| Seçilen Metin |
▽
Palaciós, “Her şey için geç kalan ve öncülerin hak ettiği başarıyı elde eden gruplar, müzikte tiksindirici oluyor. Yarı hippi, yarı ucuz kovboy Eagles tam da böyleydi. Ve hiçbir şey bunu “Hotel California”nın melodik yavanlığından daha iyi gösteremez” ifadelerini kullandı.
DEEP PURPLE-SMOKE ON THE WATER (1972)
Gazeteci David Esquitino, “Bir insan bıkana kadar bir şarkıyı kaç kez dinleyebilir? Aynı şarkıyı bir grubun ve diğerinin, onların uydu sanatçılarının, onların neslinden gelenlerin repertuarında kaç kez duyabiliriz?” dedi.
△
Kutu içindeki öğe kayıtları:
▽
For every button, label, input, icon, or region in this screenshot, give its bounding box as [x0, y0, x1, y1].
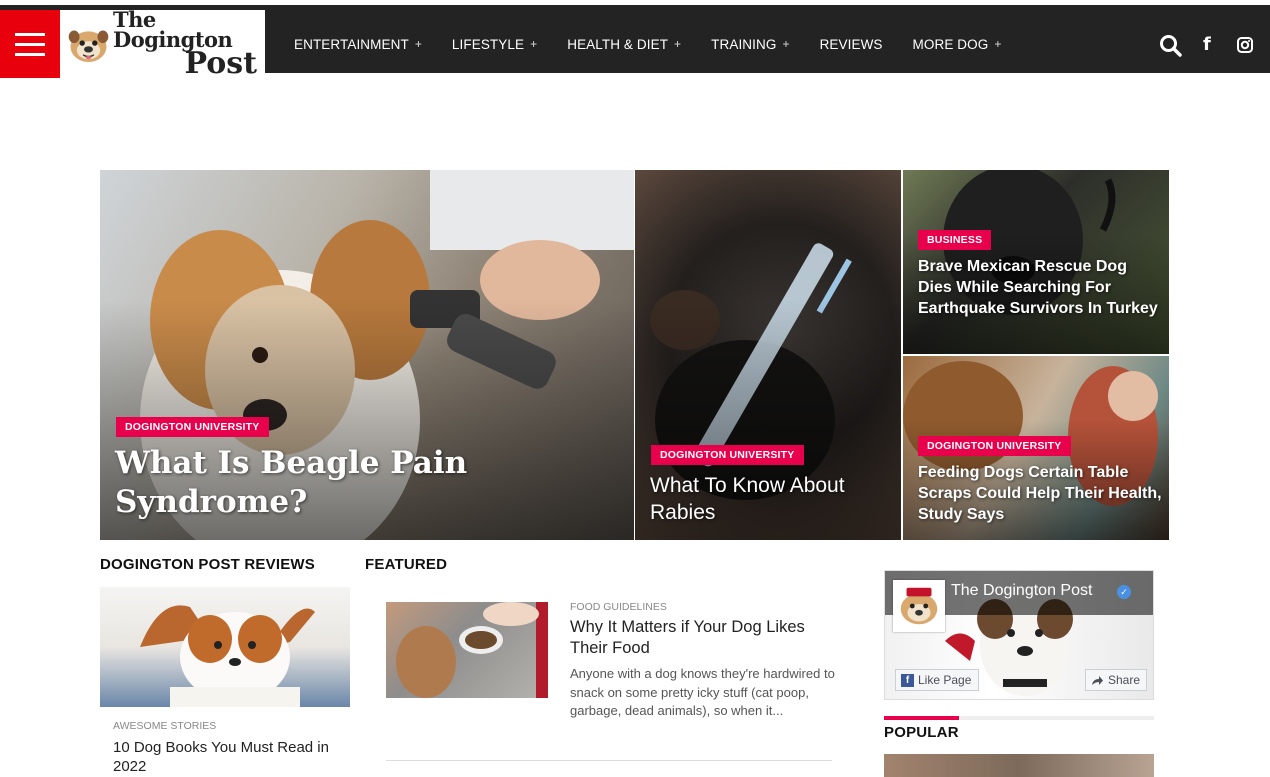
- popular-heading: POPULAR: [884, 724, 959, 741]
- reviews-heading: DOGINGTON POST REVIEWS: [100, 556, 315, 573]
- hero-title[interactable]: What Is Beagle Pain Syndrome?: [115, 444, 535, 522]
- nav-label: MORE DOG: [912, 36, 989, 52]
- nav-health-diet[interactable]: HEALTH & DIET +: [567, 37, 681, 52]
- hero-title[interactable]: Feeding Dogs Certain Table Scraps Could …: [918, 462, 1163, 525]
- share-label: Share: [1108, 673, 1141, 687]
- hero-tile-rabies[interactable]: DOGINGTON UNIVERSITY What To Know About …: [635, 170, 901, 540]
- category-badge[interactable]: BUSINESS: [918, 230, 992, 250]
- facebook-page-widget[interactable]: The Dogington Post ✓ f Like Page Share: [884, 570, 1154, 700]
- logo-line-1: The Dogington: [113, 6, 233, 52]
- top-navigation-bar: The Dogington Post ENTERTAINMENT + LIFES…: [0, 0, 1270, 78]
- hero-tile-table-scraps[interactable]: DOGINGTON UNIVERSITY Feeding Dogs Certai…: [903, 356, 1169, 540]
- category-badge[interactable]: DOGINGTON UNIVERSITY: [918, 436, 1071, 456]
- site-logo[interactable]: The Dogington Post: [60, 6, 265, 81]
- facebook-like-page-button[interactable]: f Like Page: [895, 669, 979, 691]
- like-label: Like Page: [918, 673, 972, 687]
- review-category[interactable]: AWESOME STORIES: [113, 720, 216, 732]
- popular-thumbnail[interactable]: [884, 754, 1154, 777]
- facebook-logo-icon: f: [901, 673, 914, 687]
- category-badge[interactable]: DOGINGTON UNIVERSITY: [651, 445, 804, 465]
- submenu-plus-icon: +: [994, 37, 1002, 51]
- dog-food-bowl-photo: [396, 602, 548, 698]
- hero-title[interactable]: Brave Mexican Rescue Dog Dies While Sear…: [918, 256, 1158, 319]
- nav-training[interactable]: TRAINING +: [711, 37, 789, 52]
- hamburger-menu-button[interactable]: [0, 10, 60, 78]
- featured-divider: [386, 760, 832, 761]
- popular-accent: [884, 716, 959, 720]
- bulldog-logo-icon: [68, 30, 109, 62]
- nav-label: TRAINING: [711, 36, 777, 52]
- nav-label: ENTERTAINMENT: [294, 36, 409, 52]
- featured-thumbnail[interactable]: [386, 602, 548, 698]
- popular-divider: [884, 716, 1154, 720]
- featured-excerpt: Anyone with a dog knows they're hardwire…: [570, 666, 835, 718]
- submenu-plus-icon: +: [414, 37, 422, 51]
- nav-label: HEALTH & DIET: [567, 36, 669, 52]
△
| Belirtilen Görev |
Seçilen metni baştan sona, hiçbir değişiklik yapmadan harfi harfine tekrar ediniz.

| Görev Yanıtı |
Palaciós, “Her şey için geç kalan ve öncülerin hak ettiği başarıyı elde eden gruplar, müzikte tiksindirici oluyor. Yarı hippi, yarı ucuz kovboy Eagles tam da böyleydi. Ve hiçbir şey bunu “Hotel California”nın melodik yavanlığından daha iyi gösteremez” ifadelerini kullandı.
DEEP PURPLE-SMOKE ON THE WATER (1972)
Gazeteci David Esquitino, “Bir insan bıkana kadar bir şarkıyı kaç kez dinleyebilir? Aynı şarkıyı bir grubun ve diğerinin, onların uydu sanatçılarının, onların neslinden gelenlerin repertuarında kaç kez duyabiliriz?” dedi.